Find the string "Sketch" in the listing and report every line that has it.

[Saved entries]
___
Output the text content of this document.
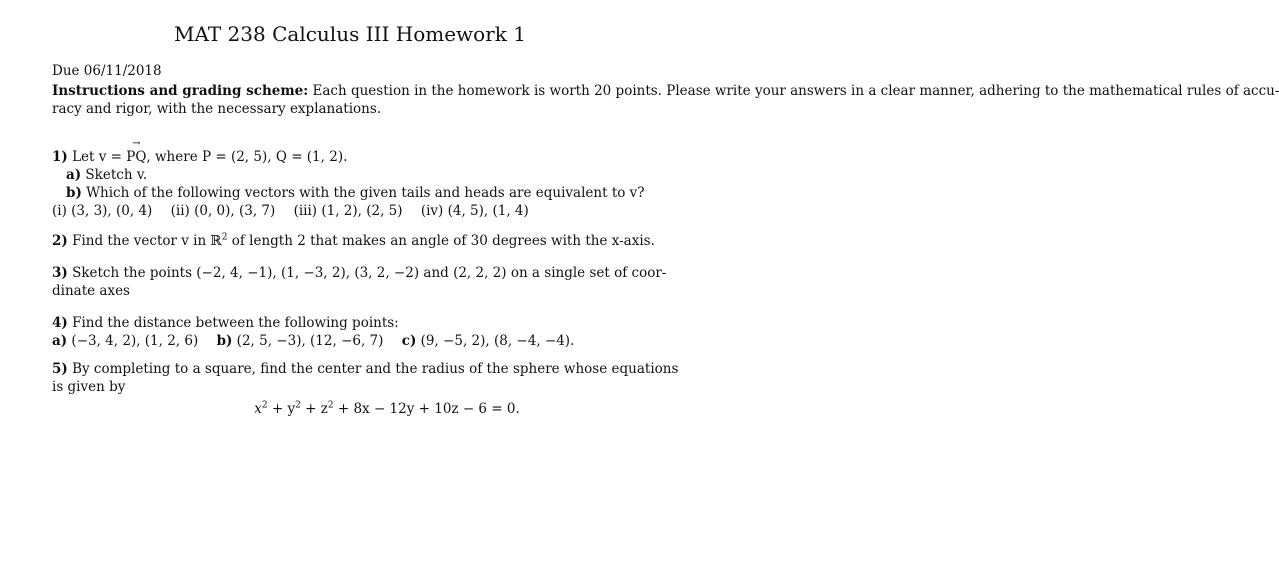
MAT 238 Calculus III Homework 1
Due 06/11/2018
Instructions and grading scheme: Each question in the homework is worth 20 points. Please write your answers in a clear manner, adhering to the mathematical rules of accu-
racy and rigor, with the necessary explanations.
1) Let v =
→
PQ, where P = (2, 5), Q = (1, 2).
a) Sketch v.
b) Which of the following vectors with the given tails and heads are equivalent to v?
(i) (3, 3), (0, 4) (ii) (0, 0), (3, 7) (iii) (1, 2), (2, 5) (iv) (4, 5), (1, 4)
2) Find the vector v in ℝ$^2$ of length 2 that makes an angle of 30 degrees with the x-axis.
3) Sketch the points (−2, 4, −1), (1, −3, 2), (3, 2, −2) and (2, 2, 2) on a single set of coor-
dinate axes
4) Find the distance between the following points:
a) (−3, 4, 2), (1, 2, 6) b) (2, 5, −3), (12, −6, 7) c) (9, −5, 2), (8, −4, −4).
5) By completing to a square, find the center and the radius of the sphere whose equations
is given by
$x^2 + y^2 + z^2 + 8x - 12y + 10z - 6 = 0$.
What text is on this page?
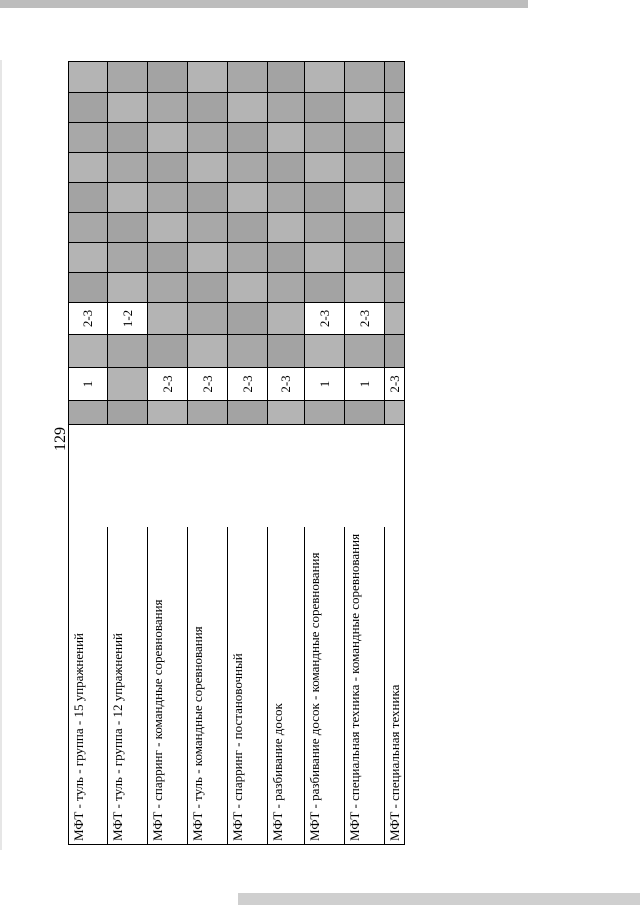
129
МФТ - туль - группа - 15 упражнений МФТ - туль - группа - 12 упражнений МФТ - спарринг - командные соревнования МФТ - туль - командные соревнования МФТ - спарринг - постановочный МФТ - разбивание досок МФТ - разбивание досок - командные соревнования МФТ - специальная техника - командные соревнования МФТ - специальная техника
1
2-3 1-2
2-3 2-3 2-3 2-3 1
2-3
1
2-3
2-3
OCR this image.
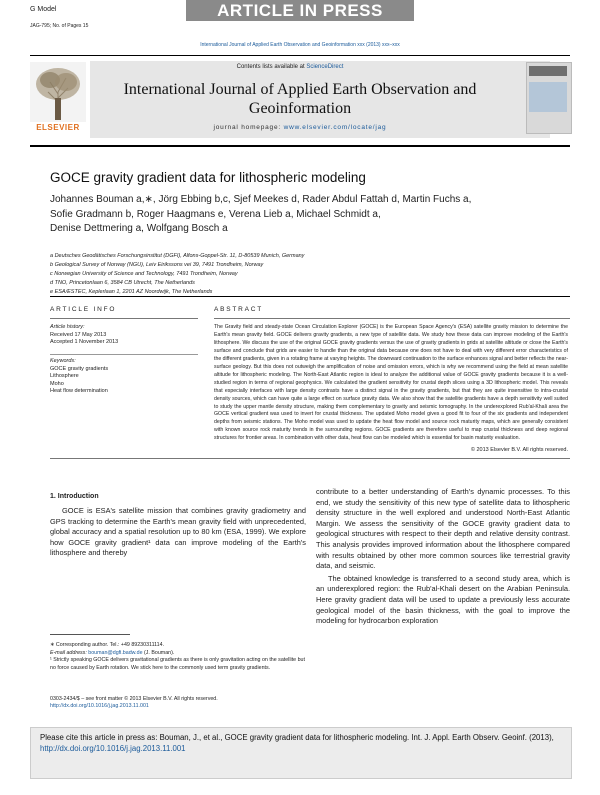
G Model
JAG-795; No. of Pages 15
ARTICLE IN PRESS
International Journal of Applied Earth Observation and Geoinformation xxx (2013) xxx–xxx
Contents lists available at ScienceDirect
International Journal of Applied Earth Observation and
Geoinformation
journal homepage: www.elsevier.com/locate/jag
ELSEVIER
GOCE gravity gradient data for lithospheric modeling
Johannes Bouman a,∗, Jörg Ebbing b,c, Sjef Meekes d, Rader Abdul Fattah d, Martin Fuchs a,
Sofie Gradmann b, Roger Haagmans e, Verena Lieb a, Michael Schmidt a,
Denise Dettmering a, Wolfgang Bosch a
a Deutsches Geodätisches Forschungsinstitut (DGFI), Alfons-Goppel-Str. 11, D-80539 Munich, Germany
b Geological Survey of Norway (NGU), Leiv Eirikssons vei 39, 7491 Trondheim, Norway
c Norwegian University of Science and Technology, 7491 Trondheim, Norway
d TNO, Princetonlaan 6, 3584 CB Utrecht, The Netherlands
e ESA/ESTEC, Keplerlaan 1, 2201 AZ Noordwijk, The Netherlands
ARTICLE INFO	ABSTRACT
Article history:
Received 17 May 2013
Accepted 1 November 2013
Keywords:
GOCE gravity gradients
Lithosphere
Moho
Heat flow determination
The Gravity field and steady-state Ocean Circulation Explorer (GOCE) is the European Space Agency's (ESA) satellite gravity mission to determine the Earth's mean gravity field. GOCE delivers gravity gradients, a new type of satellite data. We study how these data can improve modeling of the Earth's lithosphere. We discuss the use of the original GOCE gravity gradients versus the use of gravity gradients in grids at satellite altitude or close the Earth's surface and conclude that grids are easier to handle than the original data because one does not have to deal with very different error characteristics of the different gradients, given in a rotating frame at varying heights. The downward continuation to the surface enhances signal and better reflects the near-surface geology. But this does not outweigh the amplification of noise and omission errors, which is why we recommend using the field at mean satellite altitude for lithospheric modeling. The North-East Atlantic region is ideal to analyze the additional value of GOCE gravity gradients because it is a well-studied region in terms of regional geophysics. We calculated the gradient sensitivity for crustal depth slices using a 3D lithospheric model. This reveals that especially interfaces with large density contrasts have a distinct signal in the gravity gradients, but that they are quite insensitive to intra-crustal density sources, which can have quite a large effect on surface gravity data. We also show that the satellite gradients have a depth sensitivity well suited to study the upper mantle density structure, making them complementary to gravity and seismic tomography. In the underexplored Rub'al-Khali area the GOCE vertical gradient was used to invert for crustal thickness. The updated Moho model gives a good fit to four of the six gradients and independent depths from seismic stations. The Moho model was used to update the heat flow model and source rock maturity maps, which are generally consistent with known source rock maturity trends in the surrounding regions. GOCE gradients are therefore useful to map crustal thickness and deep regional structures for frontier areas. In combination with other data, heat flow can be modeled which is essential for basin maturity evaluation.
© 2013 Elsevier B.V. All rights reserved.
1. Introduction
GOCE is ESA's satellite mission that combines gravity gradiometry and GPS tracking to determine the Earth's mean gravity field with unprecedented, global accuracy and a spatial resolution up to 80 km (ESA, 1999). We explore how GOCE gravity gradient¹ data can improve modeling of the Earth's lithosphere and thereby
contribute to a better understanding of Earth's dynamic processes. To this end, we study the sensitivity of this new type of satellite data to lithospheric density structure in the well explored and understood North-East Atlantic Margin. We assess the sensitivity of the GOCE gravity gradient data to geological structures with respect to their depth and relative density contrast. This analysis provides improved information about the lithosphere compared with results obtained by other more common sources like terrestrial gravity data, and seismic.
The obtained knowledge is transferred to a second study area, which is an underexplored region: the Rub'al-Khali desert on the Arabian Peninsula. Here gravity gradient data will be used to update a previously less accurate geological model of the basin thickness, with the goal to improve the modeling for hydrocarbon exploration
∗ Corresponding author. Tel.: +49 89230311114.
E-mail address: bouman@dgfi.badw.de (J. Bouman).
¹ Strictly speaking GOCE delivers gravitational gradients as there is only gravitation acting on the satellite but no force caused by Earth rotation. We stick here to the commonly used term gravity gradients.
0303-2434/$ – see front matter © 2013 Elsevier B.V. All rights reserved.
http://dx.doi.org/10.1016/j.jag.2013.11.001
Please cite this article in press as: Bouman, J., et al., GOCE gravity gradient data for lithospheric modeling. Int. J. Appl. Earth Observ. Geoinf. (2013), http://dx.doi.org/10.1016/j.jag.2013.11.001
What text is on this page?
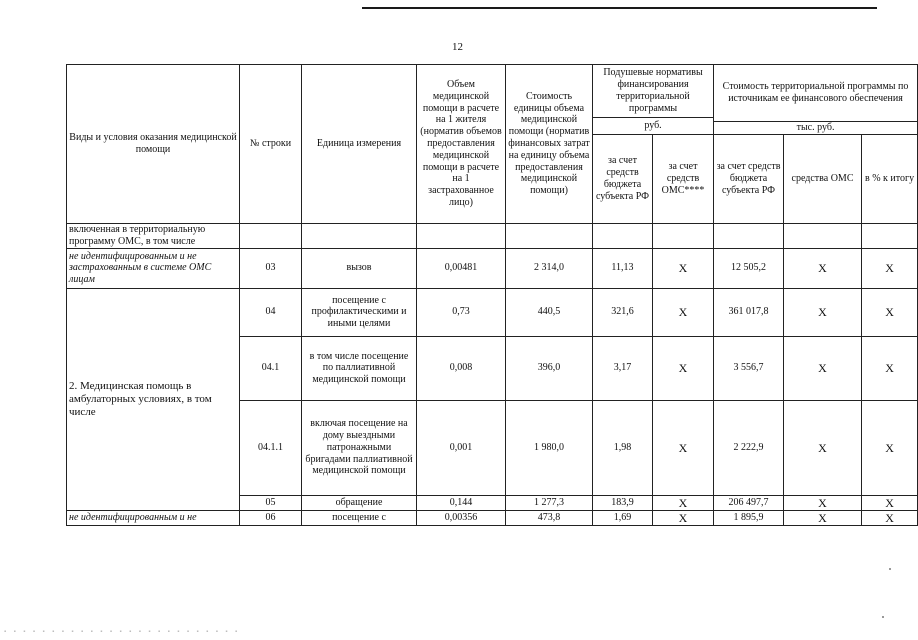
12
Виды и условия оказания медицинской помощи	№ строки	Единица измерения	Объем медицинской помощи в расчете на 1 жителя (норматив объемов предоставления медицинской помощи в расчете на 1 застрахованное лицо)	Стоимость единицы объема медицинской помощи (норматив финансовых затрат на единицу объема предоставления медицинской помощи)	Подушевые нормативы финансирования территориальной программы		Стоимость территориальной программы по источникам ее финансового обеспечения		
					руб.				
							тыс. руб.		
					за счет средств бюджета субъекта РФ	за счет средств ОМС****	за счет средств бюджета субъекта РФ	средства ОМС	в % к итогу
включенная в территориальную программу ОМС, в том числе									
не идентифицированным и не застрахованным в системе ОМС лицам	03	вызов	0,00481	2 314,0	11,13	X	12 505,2	X	X
2. Медицинская помощь в амбулаторных условиях, в том числе	04	посещение с профилактическими и иными целями	0,73	440,5	321,6	X	361 017,8	X	X
	04.1	в том числе посещение по паллиативной медицинской помощи	0,008	396,0	3,17	X	3 556,7	X	X
	04.1.1	включая посещение на дому выездными патронажными бригадами паллиативной медицинской помощи	0,001	1 980,0	1,98	X	2 222,9	X	X
	05	обращение	0,144	1 277,3	183,9	X	206 497,7	X	X
не идентифицированным и не	06	посещение с	0,00356	473,8	1,69	X	1 895,9	X	X
▪ ▪ ▪ ▪ ▪ ▪ ▪ ▪ ▪ ▪ ▪ ▪ ▪ ▪ ▪ ▪ ▪ ▪ ▪ ▪ ▪ ▪ ▪ ▪ ▪
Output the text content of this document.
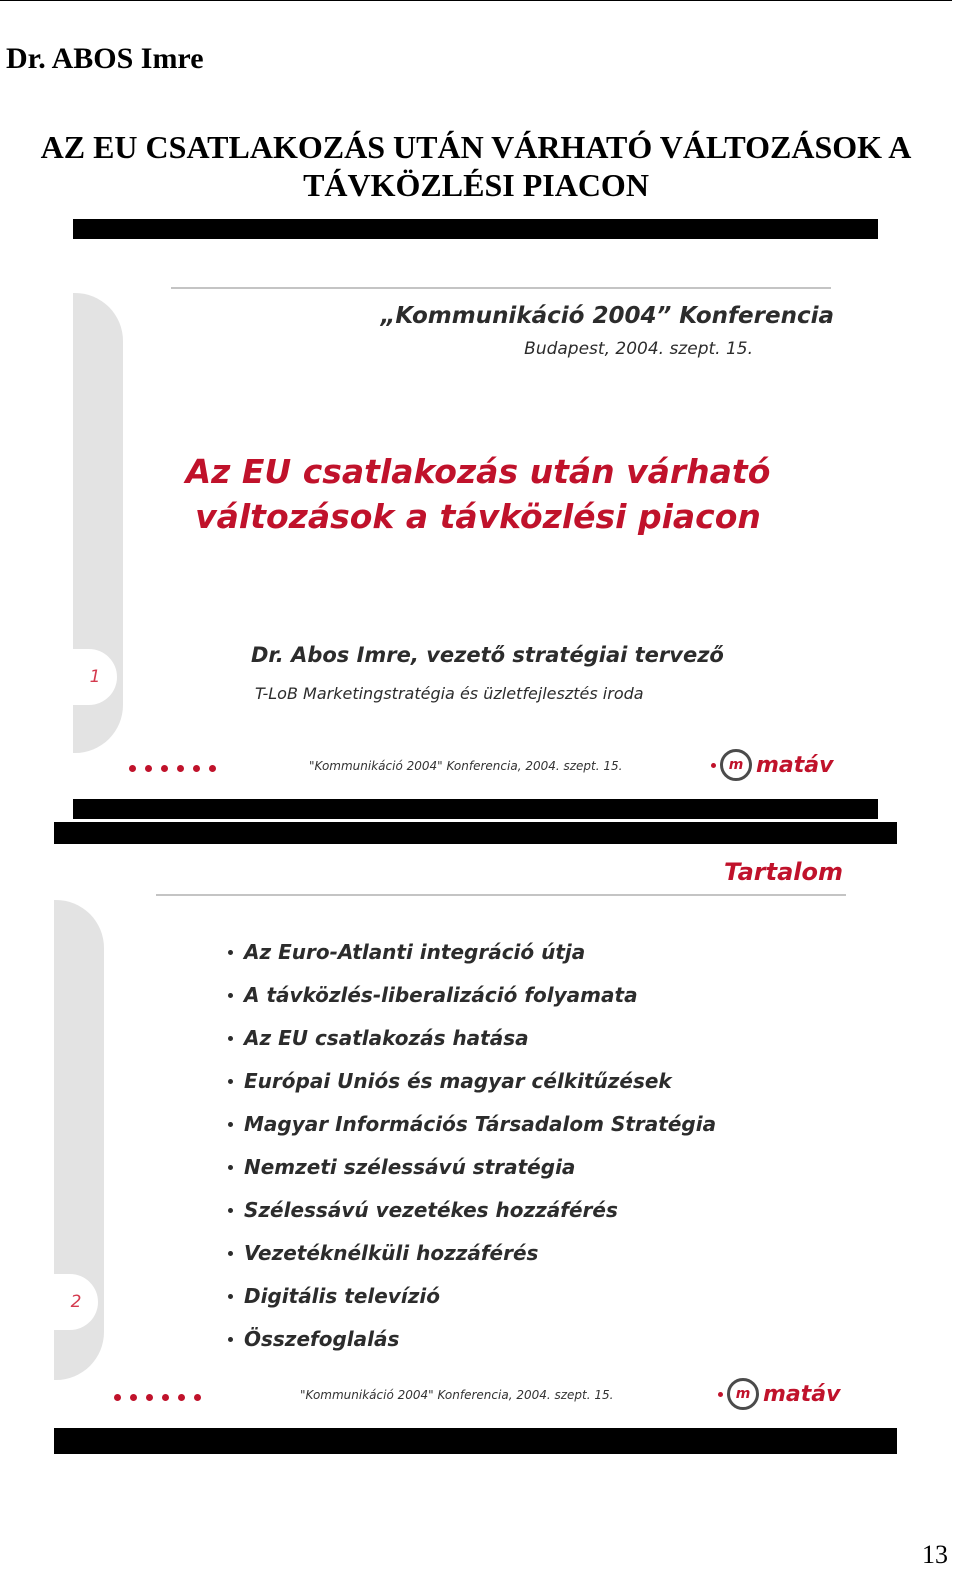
Dr. ABOS Imre
AZ EU CSATLAKOZÁS UTÁN VÁRHATÓ VÁLTOZÁSOK A
TÁVKÖZLÉSI PIACON
1
„Kommunikáció 2004” Konferencia
Budapest, 2004. szept. 15.
Az EU csatlakozás után várható
változások a távközlési piacon
Dr. Abos Imre, vezető stratégiai tervező
T-LoB Marketingstratégia és üzletfejlesztés iroda
"Kommunikáció 2004" Konferencia, 2004. szept. 15.	m matáv
2
Tartalom
Az Euro-Atlanti integráció útja
A távközlés-liberalizáció folyamata
Az EU csatlakozás hatása
Európai Uniós és magyar célkitűzések
Magyar Információs Társadalom Stratégia
Nemzeti szélessávú stratégia
Szélessávú vezetékes hozzáférés
Vezetéknélküli hozzáférés
Digitális televízió
Összefoglalás
"Kommunikáció 2004" Konferencia, 2004. szept. 15.	m matáv
13
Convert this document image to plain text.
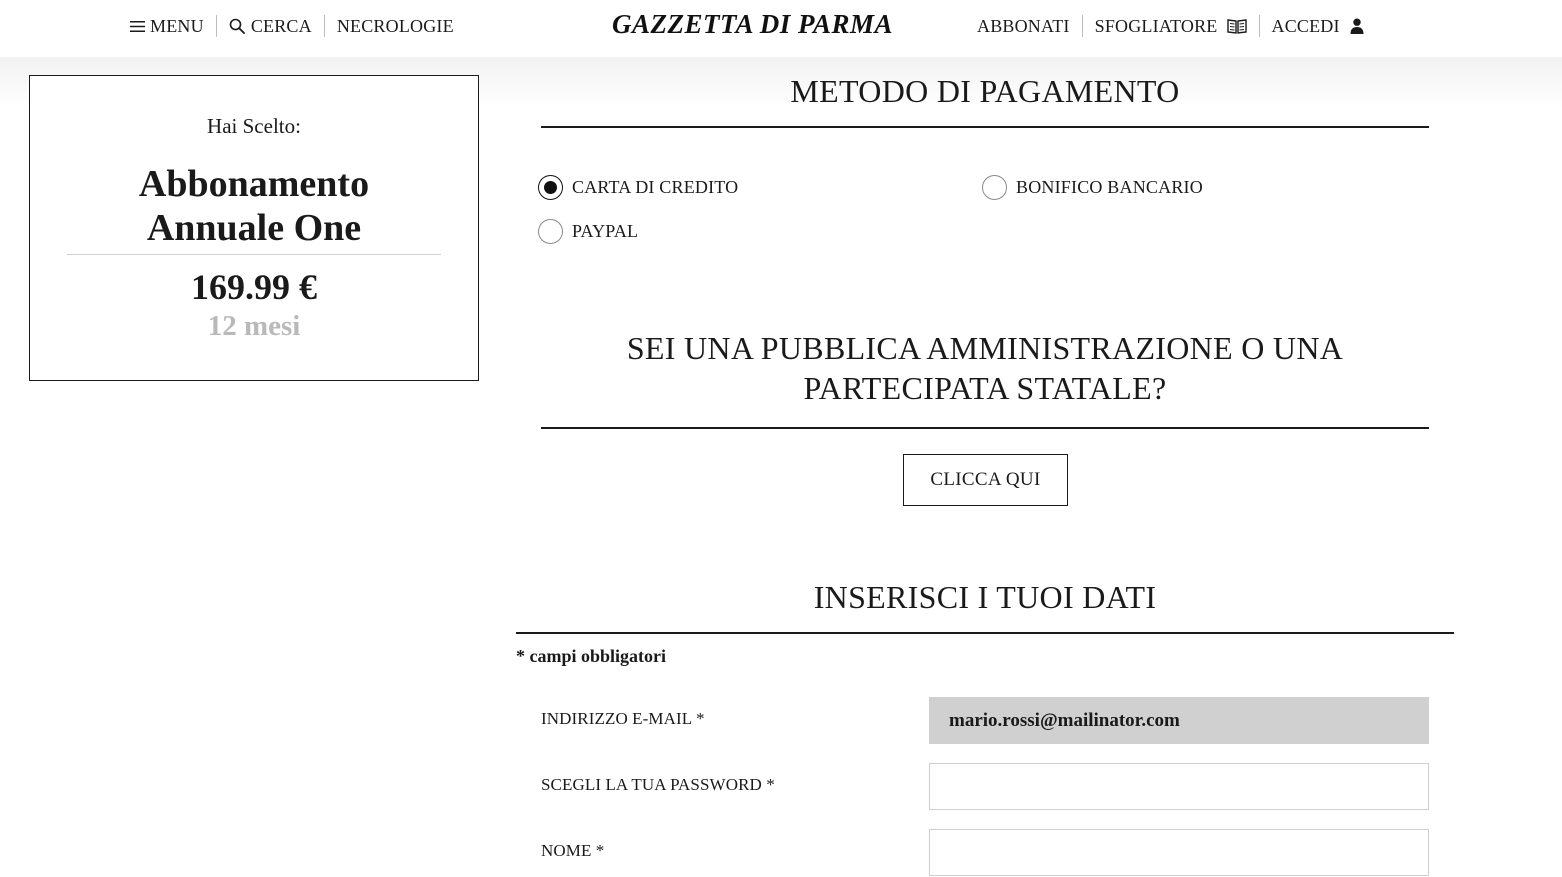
MENU	CERCA NECROLOGIE	GAZZETTA DI PARMA	ABBONATI SFOGLIATORE	ACCEDI
Hai Scelto:
Abbonamento
Annuale One
169.99 €
12 mesi
METODO DI PAGAMENTO
CARTA DI CREDITO	BONIFICO BANCARIO
PAYPAL
SEI UNA PUBBLICA AMMINISTRAZIONE O UNA
PARTECIPATA STATALE?
CLICCA QUI
INSERISCI I TUOI DATI
* campi obbligatori
INDIRIZZO E-MAIL *
mario.rossi@mailinator.com
SCEGLI LA TUA PASSWORD *
NOME *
___
Correct result:
a) Sketch v.
3) Sketch the points (−2, 4, −1), (1, −3, 2), (3, 2, −2) and (2, 2, 2) on a single set of coor-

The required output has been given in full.